"""
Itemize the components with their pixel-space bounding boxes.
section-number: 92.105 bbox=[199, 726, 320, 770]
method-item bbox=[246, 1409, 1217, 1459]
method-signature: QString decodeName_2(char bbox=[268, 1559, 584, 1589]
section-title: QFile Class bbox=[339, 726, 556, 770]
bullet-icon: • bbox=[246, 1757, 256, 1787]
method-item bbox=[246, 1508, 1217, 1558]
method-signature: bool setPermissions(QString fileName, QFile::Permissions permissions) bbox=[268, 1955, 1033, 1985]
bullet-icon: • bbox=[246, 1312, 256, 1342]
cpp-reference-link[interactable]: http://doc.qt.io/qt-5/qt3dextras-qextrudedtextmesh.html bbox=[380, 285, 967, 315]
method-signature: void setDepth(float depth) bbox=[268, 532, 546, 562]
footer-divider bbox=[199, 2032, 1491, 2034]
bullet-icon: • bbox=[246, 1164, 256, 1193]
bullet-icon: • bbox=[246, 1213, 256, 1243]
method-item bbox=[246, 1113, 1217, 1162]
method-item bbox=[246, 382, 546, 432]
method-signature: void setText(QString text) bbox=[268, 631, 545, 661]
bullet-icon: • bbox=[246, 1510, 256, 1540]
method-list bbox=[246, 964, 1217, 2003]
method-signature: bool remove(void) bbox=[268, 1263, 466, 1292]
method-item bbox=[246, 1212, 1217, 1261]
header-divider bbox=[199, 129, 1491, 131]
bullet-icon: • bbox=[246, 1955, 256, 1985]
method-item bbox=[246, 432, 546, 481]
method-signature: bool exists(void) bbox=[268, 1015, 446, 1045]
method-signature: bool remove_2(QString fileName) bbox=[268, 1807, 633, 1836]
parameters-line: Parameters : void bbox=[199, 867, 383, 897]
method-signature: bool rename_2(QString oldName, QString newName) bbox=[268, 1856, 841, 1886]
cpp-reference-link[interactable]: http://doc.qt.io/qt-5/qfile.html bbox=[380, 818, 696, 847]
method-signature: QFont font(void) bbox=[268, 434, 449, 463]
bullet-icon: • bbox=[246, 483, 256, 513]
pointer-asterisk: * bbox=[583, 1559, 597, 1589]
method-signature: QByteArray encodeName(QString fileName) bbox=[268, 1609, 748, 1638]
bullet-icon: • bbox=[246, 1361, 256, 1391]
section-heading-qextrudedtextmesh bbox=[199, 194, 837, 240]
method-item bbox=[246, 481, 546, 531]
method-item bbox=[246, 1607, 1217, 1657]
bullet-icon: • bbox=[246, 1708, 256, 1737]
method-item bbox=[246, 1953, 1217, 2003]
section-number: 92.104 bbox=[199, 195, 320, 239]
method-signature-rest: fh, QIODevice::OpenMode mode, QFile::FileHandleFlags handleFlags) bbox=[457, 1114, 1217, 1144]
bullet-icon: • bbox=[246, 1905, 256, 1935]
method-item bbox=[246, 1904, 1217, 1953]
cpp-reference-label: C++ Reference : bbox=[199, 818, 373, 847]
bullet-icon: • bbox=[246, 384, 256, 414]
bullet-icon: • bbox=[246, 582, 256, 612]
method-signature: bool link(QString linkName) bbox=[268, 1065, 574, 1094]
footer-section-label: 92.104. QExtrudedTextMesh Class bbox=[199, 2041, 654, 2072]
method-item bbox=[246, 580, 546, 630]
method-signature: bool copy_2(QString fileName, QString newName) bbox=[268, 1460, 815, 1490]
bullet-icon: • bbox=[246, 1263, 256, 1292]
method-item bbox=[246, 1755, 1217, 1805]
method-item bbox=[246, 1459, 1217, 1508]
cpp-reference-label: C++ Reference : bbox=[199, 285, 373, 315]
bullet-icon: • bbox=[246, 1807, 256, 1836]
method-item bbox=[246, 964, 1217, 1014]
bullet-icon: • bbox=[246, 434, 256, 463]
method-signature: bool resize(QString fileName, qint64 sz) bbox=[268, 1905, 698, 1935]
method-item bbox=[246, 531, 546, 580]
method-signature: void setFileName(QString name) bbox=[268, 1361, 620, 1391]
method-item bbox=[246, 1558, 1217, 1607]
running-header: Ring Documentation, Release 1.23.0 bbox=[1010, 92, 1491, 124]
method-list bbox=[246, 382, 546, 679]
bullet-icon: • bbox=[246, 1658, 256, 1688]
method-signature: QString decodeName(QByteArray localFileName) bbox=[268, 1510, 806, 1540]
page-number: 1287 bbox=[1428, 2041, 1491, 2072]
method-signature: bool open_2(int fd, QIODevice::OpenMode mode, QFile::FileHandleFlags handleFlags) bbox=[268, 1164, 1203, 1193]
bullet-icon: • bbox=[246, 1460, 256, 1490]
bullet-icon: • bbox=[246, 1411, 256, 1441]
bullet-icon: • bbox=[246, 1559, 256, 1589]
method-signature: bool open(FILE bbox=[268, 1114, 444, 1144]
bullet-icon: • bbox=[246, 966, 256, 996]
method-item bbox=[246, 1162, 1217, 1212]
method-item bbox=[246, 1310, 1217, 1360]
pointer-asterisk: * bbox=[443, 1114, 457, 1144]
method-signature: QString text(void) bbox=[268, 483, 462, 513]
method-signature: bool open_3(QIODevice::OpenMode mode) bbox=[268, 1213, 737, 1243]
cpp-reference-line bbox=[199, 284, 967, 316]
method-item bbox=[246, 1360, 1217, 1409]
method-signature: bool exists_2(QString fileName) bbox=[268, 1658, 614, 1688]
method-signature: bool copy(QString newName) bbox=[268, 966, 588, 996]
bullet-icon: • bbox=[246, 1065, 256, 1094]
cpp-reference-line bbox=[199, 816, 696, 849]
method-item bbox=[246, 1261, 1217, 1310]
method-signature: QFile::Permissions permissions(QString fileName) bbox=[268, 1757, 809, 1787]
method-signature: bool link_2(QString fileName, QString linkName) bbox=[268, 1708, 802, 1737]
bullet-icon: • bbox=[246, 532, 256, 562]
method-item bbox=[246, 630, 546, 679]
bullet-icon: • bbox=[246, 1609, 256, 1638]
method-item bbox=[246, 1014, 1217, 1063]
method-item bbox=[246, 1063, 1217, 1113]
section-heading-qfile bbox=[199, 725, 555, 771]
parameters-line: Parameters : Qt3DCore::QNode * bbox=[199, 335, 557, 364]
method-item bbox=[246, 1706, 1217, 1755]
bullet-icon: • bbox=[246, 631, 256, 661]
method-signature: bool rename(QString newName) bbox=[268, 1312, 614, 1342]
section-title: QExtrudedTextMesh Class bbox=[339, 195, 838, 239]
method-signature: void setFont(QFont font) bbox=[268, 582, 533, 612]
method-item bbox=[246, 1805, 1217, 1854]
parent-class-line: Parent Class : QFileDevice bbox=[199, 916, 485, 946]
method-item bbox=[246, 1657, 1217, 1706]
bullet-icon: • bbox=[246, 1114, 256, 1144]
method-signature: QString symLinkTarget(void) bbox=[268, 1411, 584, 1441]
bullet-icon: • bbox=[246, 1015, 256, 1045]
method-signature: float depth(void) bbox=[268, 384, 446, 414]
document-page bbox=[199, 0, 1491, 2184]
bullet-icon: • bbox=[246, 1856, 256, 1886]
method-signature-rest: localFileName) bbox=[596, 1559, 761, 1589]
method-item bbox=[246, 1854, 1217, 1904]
"""
→ **Stated problem**
Return every line of the records that holds the string "reference".

→ **Correct answer**
cpp-reference-link[interactable]: http://doc.qt.io/qt-5/qt3dextras-qextrudedtextmesh.html bbox=[380, 285, 967, 315]
cpp-reference-link[interactable]: http://doc.qt.io/qt-5/qfile.html bbox=[380, 818, 696, 847]
cpp-reference-label: C++ Reference : bbox=[199, 818, 373, 847]
cpp-reference-label: C++ Reference : bbox=[199, 285, 373, 315]
cpp-reference-line bbox=[199, 284, 967, 316]
cpp-reference-line bbox=[199, 816, 696, 849]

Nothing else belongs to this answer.